• **GIVEN INSTRUCTION**
Can you set down each of the following entries again, word for word and line for line, with nothing changed?
-- Begin --
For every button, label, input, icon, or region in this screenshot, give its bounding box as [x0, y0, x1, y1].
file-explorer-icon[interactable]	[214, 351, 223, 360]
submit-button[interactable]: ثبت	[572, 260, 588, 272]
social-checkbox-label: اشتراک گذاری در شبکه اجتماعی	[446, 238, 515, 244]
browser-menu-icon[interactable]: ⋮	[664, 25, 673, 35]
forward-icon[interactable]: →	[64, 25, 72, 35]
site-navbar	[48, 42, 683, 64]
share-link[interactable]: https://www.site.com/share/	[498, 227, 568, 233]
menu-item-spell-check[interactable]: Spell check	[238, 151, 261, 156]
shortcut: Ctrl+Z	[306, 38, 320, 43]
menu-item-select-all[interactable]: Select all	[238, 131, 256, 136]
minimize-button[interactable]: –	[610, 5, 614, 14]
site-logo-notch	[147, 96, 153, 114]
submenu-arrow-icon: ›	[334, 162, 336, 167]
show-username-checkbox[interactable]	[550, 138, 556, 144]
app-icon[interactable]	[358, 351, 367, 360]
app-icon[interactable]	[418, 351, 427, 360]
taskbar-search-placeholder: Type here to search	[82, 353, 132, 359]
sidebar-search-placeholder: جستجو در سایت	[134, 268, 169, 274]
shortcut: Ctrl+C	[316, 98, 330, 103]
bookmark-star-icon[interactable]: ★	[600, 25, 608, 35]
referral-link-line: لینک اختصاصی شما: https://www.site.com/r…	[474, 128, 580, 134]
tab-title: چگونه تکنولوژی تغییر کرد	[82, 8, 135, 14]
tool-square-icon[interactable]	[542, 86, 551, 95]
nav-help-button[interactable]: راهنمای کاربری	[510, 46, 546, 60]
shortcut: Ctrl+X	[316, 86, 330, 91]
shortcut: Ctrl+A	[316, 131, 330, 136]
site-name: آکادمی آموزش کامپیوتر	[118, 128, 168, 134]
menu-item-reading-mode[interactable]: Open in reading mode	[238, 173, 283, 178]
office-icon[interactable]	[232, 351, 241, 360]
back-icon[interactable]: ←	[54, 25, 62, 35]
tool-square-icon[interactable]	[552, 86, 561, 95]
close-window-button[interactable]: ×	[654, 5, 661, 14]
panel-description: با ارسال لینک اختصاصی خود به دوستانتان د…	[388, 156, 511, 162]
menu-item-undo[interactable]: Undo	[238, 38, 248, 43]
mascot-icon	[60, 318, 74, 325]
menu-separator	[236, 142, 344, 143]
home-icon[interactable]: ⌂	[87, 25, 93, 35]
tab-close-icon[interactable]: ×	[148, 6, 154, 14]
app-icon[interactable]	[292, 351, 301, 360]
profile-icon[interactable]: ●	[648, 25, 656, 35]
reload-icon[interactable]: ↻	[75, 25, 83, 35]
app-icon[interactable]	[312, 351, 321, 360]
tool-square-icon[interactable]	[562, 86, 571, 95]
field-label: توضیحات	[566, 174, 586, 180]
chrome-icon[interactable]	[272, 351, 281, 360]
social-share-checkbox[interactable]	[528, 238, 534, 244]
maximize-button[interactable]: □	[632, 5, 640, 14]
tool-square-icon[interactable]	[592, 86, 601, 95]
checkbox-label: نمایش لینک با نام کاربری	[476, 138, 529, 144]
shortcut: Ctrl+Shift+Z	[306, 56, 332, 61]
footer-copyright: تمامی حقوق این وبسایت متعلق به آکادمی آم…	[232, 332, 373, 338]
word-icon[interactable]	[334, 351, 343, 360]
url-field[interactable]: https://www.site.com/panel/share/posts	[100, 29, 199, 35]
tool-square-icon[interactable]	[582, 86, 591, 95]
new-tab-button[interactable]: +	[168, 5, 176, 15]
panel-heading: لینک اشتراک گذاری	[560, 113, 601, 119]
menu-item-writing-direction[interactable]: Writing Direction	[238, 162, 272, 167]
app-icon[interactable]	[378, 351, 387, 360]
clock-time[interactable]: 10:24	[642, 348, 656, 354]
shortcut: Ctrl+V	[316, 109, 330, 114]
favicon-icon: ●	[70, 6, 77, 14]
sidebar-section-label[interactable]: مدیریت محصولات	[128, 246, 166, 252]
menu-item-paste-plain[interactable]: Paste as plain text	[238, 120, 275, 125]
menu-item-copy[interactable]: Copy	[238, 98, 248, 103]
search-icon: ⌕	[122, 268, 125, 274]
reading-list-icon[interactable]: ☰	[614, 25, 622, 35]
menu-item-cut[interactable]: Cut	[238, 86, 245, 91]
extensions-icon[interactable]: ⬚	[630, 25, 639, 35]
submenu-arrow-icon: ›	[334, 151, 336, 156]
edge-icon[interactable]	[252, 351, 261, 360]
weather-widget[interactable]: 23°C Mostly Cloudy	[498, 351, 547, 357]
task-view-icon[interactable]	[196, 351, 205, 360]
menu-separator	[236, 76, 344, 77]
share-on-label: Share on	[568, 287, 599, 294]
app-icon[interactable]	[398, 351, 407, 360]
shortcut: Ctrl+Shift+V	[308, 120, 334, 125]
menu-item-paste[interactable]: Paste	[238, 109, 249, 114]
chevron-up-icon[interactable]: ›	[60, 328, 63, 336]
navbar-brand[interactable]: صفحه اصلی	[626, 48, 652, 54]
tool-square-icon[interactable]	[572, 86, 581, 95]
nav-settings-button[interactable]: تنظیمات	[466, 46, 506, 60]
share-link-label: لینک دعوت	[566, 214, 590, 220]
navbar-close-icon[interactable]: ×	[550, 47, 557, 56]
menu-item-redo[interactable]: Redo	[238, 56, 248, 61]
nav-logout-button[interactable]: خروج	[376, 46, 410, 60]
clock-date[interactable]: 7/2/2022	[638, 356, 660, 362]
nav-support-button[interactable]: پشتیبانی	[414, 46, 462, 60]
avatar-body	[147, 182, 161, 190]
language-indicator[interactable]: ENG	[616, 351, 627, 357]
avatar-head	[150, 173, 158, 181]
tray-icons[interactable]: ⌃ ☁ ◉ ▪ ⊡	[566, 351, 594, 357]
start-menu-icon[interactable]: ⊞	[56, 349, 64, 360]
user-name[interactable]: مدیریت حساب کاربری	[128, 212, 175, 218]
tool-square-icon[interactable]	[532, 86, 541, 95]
-- End --
• **THE RESPONSE**
For every button, label, input, icon, or region in this screenshot, give its bounding box as [x0, y0, x1, y1].
file-explorer-icon[interactable]	[214, 351, 223, 360]
submit-button[interactable]: ثبت	[572, 260, 588, 272]
social-checkbox-label: اشتراک گذاری در شبکه اجتماعی	[446, 238, 515, 244]
browser-menu-icon[interactable]: ⋮	[664, 25, 673, 35]
forward-icon[interactable]: →	[64, 25, 72, 35]
site-navbar	[48, 42, 683, 64]
share-link[interactable]: https://www.site.com/share/	[498, 227, 568, 233]
menu-item-spell-check[interactable]: Spell check	[238, 151, 261, 156]
shortcut: Ctrl+Z	[306, 38, 320, 43]
menu-item-select-all[interactable]: Select all	[238, 131, 256, 136]
minimize-button[interactable]: –	[610, 5, 614, 14]
site-logo-notch	[147, 96, 153, 114]
submenu-arrow-icon: ›	[334, 162, 336, 167]
show-username-checkbox[interactable]	[550, 138, 556, 144]
app-icon[interactable]	[358, 351, 367, 360]
app-icon[interactable]	[418, 351, 427, 360]
taskbar-search-placeholder: Type here to search	[82, 353, 132, 359]
sidebar-search-placeholder: جستجو در سایت	[134, 268, 169, 274]
shortcut: Ctrl+C	[316, 98, 330, 103]
bookmark-star-icon[interactable]: ★	[600, 25, 608, 35]
referral-link-line: لینک اختصاصی شما: https://www.site.com/r…	[474, 128, 580, 134]
tab-title: چگونه تکنولوژی تغییر کرد	[82, 8, 135, 14]
tool-square-icon[interactable]	[542, 86, 551, 95]
nav-help-button[interactable]: راهنمای کاربری	[510, 46, 546, 60]
shortcut: Ctrl+X	[316, 86, 330, 91]
shortcut: Ctrl+A	[316, 131, 330, 136]
site-name: آکادمی آموزش کامپیوتر	[118, 128, 168, 134]
menu-item-reading-mode[interactable]: Open in reading mode	[238, 173, 283, 178]
office-icon[interactable]	[232, 351, 241, 360]
back-icon[interactable]: ←	[54, 25, 62, 35]
tool-square-icon[interactable]	[552, 86, 561, 95]
close-window-button[interactable]: ×	[654, 5, 661, 14]
panel-description: با ارسال لینک اختصاصی خود به دوستانتان د…	[388, 156, 511, 162]
menu-item-undo[interactable]: Undo	[238, 38, 248, 43]
mascot-icon	[60, 318, 74, 325]
menu-separator	[236, 142, 344, 143]
home-icon[interactable]: ⌂	[87, 25, 93, 35]
tab-close-icon[interactable]: ×	[148, 6, 154, 14]
app-icon[interactable]	[292, 351, 301, 360]
profile-icon[interactable]: ●	[648, 25, 656, 35]
reload-icon[interactable]: ↻	[75, 25, 83, 35]
app-icon[interactable]	[312, 351, 321, 360]
tool-square-icon[interactable]	[562, 86, 571, 95]
field-label: توضیحات	[566, 174, 586, 180]
chrome-icon[interactable]	[272, 351, 281, 360]
social-share-checkbox[interactable]	[528, 238, 534, 244]
maximize-button[interactable]: □	[632, 5, 640, 14]
tool-square-icon[interactable]	[592, 86, 601, 95]
checkbox-label: نمایش لینک با نام کاربری	[476, 138, 529, 144]
shortcut: Ctrl+Shift+Z	[306, 56, 332, 61]
footer-copyright: تمامی حقوق این وبسایت متعلق به آکادمی آم…	[232, 332, 373, 338]
word-icon[interactable]	[334, 351, 343, 360]
url-field[interactable]: https://www.site.com/panel/share/posts	[100, 29, 199, 35]
tool-square-icon[interactable]	[582, 86, 591, 95]
new-tab-button[interactable]: +	[168, 5, 176, 15]
panel-heading: لینک اشتراک گذاری	[560, 113, 601, 119]
menu-item-writing-direction[interactable]: Writing Direction	[238, 162, 272, 167]
app-icon[interactable]	[378, 351, 387, 360]
clock-time[interactable]: 10:24	[642, 348, 656, 354]
shortcut: Ctrl+V	[316, 109, 330, 114]
favicon-icon: ●	[70, 6, 77, 14]
sidebar-section-label[interactable]: مدیریت محصولات	[128, 246, 166, 252]
menu-item-paste-plain[interactable]: Paste as plain text	[238, 120, 275, 125]
menu-item-copy[interactable]: Copy	[238, 98, 248, 103]
search-icon: ⌕	[122, 268, 125, 274]
reading-list-icon[interactable]: ☰	[614, 25, 622, 35]
menu-item-cut[interactable]: Cut	[238, 86, 245, 91]
extensions-icon[interactable]: ⬚	[630, 25, 639, 35]
submenu-arrow-icon: ›	[334, 151, 336, 156]
edge-icon[interactable]	[252, 351, 261, 360]
weather-widget[interactable]: 23°C Mostly Cloudy	[498, 351, 547, 357]
task-view-icon[interactable]	[196, 351, 205, 360]
menu-separator	[236, 76, 344, 77]
share-on-label: Share on	[568, 287, 599, 294]
app-icon[interactable]	[398, 351, 407, 360]
shortcut: Ctrl+Shift+V	[308, 120, 334, 125]
menu-item-paste[interactable]: Paste	[238, 109, 249, 114]
chevron-up-icon[interactable]: ›	[60, 328, 63, 336]
navbar-brand[interactable]: صفحه اصلی	[626, 48, 652, 54]
tool-square-icon[interactable]	[572, 86, 581, 95]
nav-settings-button[interactable]: تنظیمات	[466, 46, 506, 60]
share-link-label: لینک دعوت	[566, 214, 590, 220]
navbar-close-icon[interactable]: ×	[550, 47, 557, 56]
menu-item-redo[interactable]: Redo	[238, 56, 248, 61]
nav-logout-button[interactable]: خروج	[376, 46, 410, 60]
clock-date[interactable]: 7/2/2022	[638, 356, 660, 362]
nav-support-button[interactable]: پشتیبانی	[414, 46, 462, 60]
avatar-body	[147, 182, 161, 190]
language-indicator[interactable]: ENG	[616, 351, 627, 357]
avatar-head	[150, 173, 158, 181]
tray-icons[interactable]: ⌃ ☁ ◉ ▪ ⊡	[566, 351, 594, 357]
start-menu-icon[interactable]: ⊞	[56, 349, 64, 360]
user-name[interactable]: مدیریت حساب کاربری	[128, 212, 175, 218]
tool-square-icon[interactable]	[532, 86, 541, 95]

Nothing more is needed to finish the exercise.